Items from an interface collection:
+ + + + + + +

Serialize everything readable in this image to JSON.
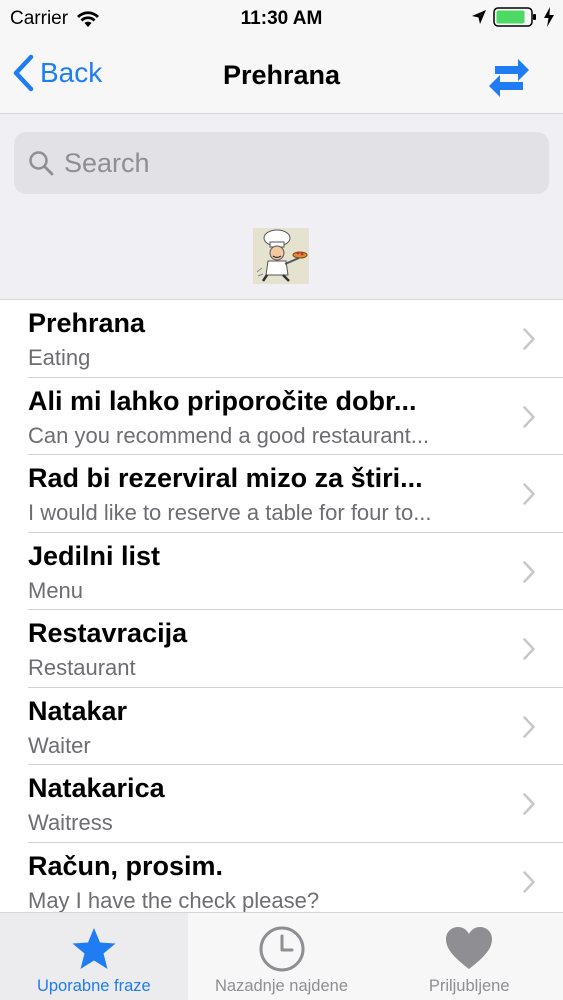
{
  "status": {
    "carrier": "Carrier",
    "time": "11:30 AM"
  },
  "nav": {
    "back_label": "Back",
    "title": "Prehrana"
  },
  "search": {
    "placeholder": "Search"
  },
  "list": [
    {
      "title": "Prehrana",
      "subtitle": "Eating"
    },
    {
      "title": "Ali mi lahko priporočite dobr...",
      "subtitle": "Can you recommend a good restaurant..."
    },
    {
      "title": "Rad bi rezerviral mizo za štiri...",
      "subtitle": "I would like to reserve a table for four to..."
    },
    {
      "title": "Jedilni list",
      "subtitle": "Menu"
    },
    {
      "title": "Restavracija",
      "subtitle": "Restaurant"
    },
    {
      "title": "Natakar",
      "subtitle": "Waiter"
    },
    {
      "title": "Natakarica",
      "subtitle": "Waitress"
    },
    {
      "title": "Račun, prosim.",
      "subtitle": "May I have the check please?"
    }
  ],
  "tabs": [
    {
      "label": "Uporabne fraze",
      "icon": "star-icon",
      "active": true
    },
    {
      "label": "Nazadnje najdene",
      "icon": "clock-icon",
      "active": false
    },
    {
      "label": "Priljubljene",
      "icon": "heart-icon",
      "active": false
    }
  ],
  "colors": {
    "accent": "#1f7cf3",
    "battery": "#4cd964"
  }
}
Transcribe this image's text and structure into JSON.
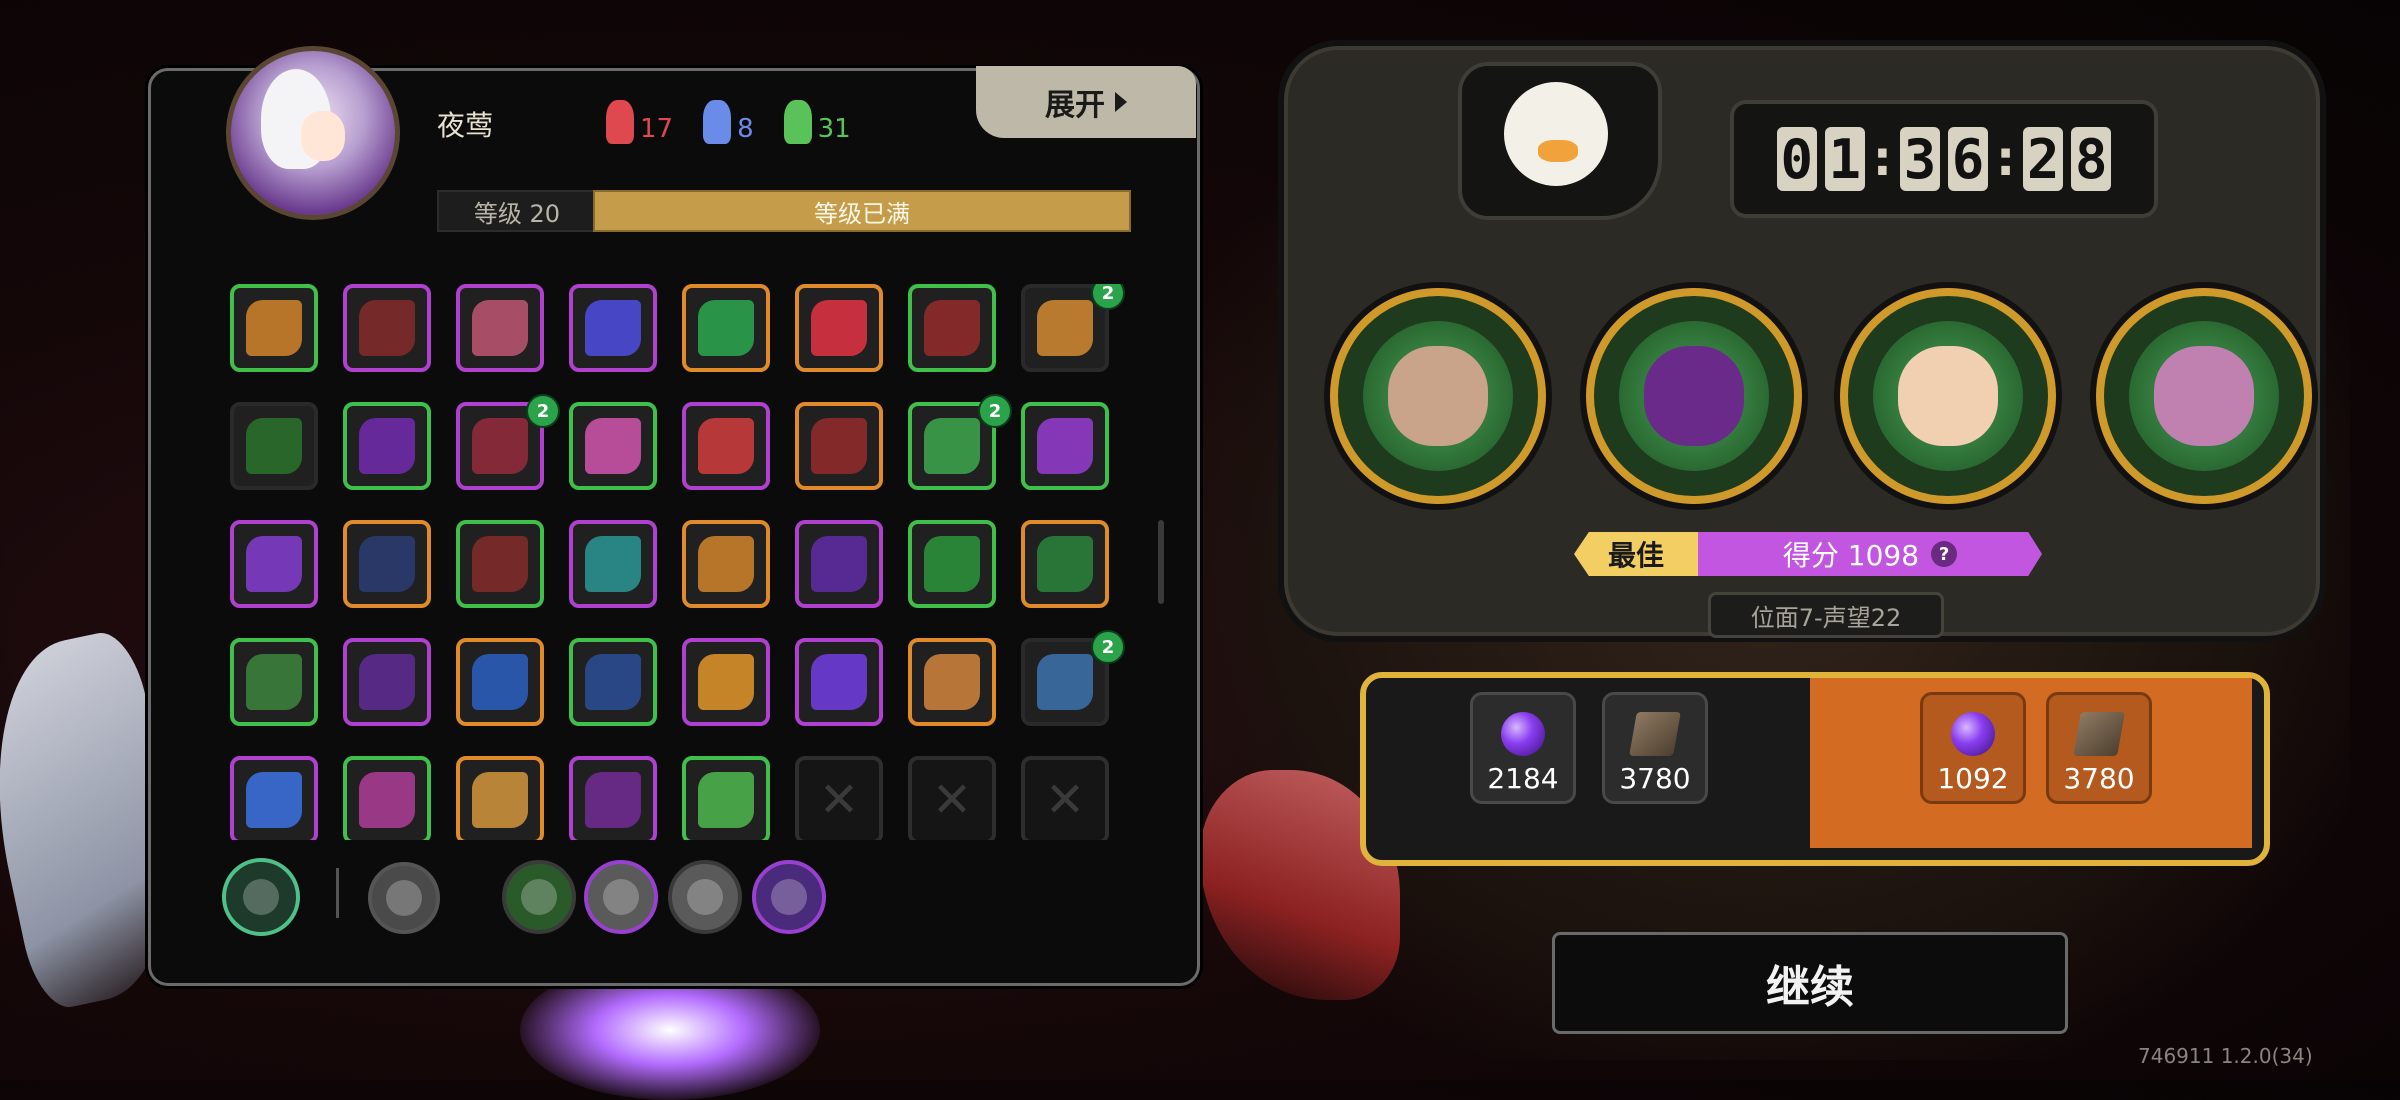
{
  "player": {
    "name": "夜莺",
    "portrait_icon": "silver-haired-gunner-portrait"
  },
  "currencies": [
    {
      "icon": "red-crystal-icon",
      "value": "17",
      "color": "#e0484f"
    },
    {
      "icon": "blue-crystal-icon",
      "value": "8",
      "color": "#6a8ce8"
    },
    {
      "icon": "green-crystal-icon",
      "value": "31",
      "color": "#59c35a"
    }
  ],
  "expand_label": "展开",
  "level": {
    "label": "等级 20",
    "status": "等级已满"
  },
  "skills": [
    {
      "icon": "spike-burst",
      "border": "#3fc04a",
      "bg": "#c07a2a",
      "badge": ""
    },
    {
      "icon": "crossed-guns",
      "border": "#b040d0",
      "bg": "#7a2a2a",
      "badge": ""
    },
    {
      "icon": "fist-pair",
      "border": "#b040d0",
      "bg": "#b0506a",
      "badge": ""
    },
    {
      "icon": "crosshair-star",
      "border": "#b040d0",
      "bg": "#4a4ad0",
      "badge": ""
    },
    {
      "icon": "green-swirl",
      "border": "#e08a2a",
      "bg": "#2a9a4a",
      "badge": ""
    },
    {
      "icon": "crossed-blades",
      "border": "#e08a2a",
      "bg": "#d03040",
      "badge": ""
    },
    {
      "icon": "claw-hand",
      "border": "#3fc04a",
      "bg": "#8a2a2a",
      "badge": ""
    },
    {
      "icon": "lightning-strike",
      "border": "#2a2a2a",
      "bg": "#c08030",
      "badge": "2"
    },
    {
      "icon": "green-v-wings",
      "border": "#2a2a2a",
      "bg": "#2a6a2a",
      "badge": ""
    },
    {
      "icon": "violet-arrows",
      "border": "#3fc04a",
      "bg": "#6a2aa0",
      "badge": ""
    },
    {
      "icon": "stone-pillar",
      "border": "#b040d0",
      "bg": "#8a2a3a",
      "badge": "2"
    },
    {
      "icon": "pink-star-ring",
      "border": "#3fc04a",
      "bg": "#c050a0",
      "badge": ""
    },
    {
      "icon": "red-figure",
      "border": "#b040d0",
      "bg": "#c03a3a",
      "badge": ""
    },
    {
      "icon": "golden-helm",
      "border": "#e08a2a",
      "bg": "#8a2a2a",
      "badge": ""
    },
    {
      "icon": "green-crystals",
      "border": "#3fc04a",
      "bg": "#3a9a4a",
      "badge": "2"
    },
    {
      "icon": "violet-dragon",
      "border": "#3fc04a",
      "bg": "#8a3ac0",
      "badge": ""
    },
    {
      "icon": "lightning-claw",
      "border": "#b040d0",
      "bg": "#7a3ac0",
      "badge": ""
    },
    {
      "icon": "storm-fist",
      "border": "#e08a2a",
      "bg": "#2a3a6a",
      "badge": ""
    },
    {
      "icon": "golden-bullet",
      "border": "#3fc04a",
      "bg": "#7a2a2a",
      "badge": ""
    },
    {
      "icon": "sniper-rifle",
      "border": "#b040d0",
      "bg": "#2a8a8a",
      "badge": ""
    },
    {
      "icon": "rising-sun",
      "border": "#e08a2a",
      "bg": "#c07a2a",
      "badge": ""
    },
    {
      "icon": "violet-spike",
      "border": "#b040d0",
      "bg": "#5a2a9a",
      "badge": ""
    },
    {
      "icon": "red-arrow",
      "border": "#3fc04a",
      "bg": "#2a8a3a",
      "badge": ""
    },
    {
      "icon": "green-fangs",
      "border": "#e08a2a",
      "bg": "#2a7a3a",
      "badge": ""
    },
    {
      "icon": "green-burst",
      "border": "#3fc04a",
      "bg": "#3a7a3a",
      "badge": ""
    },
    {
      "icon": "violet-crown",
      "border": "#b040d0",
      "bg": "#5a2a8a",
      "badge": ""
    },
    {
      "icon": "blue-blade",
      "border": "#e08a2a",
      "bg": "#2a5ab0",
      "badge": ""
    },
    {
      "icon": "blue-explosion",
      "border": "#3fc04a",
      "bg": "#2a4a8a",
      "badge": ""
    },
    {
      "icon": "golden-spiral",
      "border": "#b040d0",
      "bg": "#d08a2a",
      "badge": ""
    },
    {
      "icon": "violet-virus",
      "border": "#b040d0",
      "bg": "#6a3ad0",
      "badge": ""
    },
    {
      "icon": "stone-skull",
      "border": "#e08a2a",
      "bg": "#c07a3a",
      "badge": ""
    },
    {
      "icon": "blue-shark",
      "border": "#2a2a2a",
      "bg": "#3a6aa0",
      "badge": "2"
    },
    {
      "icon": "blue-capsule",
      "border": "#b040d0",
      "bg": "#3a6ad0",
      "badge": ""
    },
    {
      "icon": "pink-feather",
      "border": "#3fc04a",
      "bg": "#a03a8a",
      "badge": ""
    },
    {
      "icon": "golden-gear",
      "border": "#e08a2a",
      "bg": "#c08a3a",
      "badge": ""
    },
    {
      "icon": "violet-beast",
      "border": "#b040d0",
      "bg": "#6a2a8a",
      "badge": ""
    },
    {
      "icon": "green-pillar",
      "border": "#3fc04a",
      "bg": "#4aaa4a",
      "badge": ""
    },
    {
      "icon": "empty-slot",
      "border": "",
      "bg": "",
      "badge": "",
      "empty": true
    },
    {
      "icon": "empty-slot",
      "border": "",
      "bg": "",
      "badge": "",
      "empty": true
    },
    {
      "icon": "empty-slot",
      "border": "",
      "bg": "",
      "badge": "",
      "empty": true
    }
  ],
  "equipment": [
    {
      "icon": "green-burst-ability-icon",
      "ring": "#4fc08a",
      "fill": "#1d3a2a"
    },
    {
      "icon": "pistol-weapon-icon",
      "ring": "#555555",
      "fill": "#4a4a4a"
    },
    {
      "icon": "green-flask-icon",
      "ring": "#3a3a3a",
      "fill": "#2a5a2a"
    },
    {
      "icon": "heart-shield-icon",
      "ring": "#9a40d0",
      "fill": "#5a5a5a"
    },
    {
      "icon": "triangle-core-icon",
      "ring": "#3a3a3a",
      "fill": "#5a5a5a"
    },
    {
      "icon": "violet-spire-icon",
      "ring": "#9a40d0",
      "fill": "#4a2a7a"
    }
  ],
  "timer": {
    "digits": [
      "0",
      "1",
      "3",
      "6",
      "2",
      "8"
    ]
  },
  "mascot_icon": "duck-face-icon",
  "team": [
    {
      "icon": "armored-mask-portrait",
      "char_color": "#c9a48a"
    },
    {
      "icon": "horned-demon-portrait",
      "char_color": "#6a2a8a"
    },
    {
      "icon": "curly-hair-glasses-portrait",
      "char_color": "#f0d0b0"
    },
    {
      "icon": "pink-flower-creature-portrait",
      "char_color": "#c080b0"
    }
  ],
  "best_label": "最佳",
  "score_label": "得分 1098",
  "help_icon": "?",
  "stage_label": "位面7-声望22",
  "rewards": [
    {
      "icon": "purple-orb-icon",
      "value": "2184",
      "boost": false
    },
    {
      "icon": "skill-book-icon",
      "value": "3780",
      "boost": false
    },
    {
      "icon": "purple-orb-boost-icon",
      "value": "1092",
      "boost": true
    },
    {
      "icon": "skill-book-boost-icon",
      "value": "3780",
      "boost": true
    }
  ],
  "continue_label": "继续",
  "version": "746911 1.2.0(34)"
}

+ + + + + + +

Find the string "crossed" in the data. Report each line it appears in.

      "icon": "crossed-guns",
      "icon": "crossed-blades",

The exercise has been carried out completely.